Stored data
════════
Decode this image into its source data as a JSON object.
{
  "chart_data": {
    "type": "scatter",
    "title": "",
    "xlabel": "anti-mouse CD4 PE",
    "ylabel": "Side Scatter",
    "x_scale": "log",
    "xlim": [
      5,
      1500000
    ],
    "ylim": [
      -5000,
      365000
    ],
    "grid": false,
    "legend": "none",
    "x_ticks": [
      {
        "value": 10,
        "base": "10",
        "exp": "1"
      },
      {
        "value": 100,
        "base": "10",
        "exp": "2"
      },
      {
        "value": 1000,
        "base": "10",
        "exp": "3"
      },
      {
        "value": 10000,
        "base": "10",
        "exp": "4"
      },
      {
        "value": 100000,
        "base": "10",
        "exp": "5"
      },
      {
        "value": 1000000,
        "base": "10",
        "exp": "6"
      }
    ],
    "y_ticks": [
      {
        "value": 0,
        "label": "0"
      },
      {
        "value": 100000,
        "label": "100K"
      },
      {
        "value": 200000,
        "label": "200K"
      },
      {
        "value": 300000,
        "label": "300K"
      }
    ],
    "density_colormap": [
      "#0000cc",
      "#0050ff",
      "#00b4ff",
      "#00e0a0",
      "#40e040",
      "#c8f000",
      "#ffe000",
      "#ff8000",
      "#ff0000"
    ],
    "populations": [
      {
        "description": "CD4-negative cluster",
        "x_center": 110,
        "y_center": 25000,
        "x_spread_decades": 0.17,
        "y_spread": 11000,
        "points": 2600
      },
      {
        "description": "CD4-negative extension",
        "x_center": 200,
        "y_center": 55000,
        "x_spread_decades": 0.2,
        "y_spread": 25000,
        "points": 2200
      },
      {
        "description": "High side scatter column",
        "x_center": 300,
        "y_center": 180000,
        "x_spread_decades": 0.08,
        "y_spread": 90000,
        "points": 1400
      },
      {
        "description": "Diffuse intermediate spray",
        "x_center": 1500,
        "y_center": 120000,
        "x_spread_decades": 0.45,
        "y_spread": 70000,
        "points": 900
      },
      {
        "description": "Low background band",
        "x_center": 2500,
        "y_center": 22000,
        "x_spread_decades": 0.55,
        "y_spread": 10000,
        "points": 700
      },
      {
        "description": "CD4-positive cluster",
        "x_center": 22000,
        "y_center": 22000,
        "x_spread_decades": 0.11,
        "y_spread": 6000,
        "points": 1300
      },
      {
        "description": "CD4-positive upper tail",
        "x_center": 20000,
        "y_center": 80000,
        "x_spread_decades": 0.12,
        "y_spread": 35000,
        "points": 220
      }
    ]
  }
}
════════
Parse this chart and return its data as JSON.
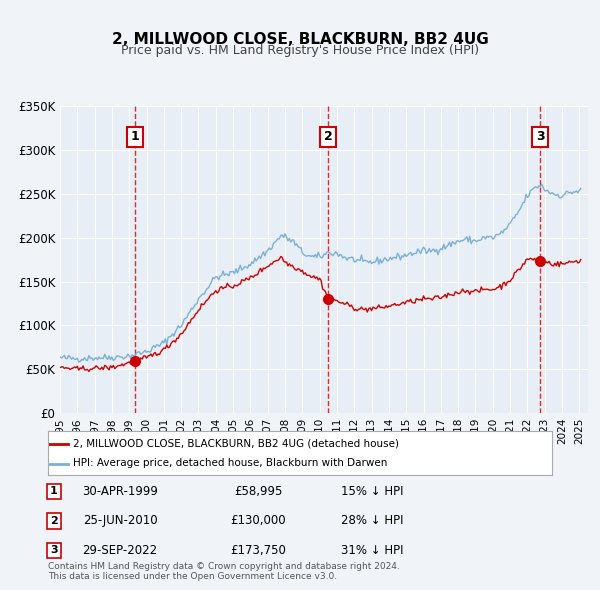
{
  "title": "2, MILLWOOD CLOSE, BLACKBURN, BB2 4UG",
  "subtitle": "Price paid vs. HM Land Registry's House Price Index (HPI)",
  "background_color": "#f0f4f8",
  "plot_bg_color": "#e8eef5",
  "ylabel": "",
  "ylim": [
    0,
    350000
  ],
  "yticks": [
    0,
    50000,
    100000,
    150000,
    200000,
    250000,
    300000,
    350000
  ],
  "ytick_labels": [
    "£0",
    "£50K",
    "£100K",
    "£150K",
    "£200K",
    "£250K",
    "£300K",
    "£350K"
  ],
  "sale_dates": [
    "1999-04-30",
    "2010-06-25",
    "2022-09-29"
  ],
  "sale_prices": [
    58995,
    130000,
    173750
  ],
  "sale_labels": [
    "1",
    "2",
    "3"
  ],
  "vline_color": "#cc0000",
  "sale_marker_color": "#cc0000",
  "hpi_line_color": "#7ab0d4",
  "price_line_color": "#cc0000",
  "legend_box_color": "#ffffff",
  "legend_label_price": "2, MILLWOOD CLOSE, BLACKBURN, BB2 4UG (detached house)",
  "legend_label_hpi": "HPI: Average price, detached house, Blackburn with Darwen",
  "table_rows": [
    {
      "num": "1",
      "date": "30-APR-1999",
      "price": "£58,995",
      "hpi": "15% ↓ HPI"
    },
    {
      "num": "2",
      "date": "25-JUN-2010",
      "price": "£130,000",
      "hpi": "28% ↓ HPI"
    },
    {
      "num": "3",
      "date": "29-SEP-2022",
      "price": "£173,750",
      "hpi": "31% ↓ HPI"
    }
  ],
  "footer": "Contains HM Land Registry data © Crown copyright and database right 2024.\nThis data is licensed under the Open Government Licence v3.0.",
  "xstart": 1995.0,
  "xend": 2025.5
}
════════
Instruction ::
Pick out every line above that contains the word "points" and copy it.

Solution for this task ::
        "points": 2600
        "points": 2200
        "points": 1400
        "points": 900
        "points": 700
        "points": 1300
        "points": 220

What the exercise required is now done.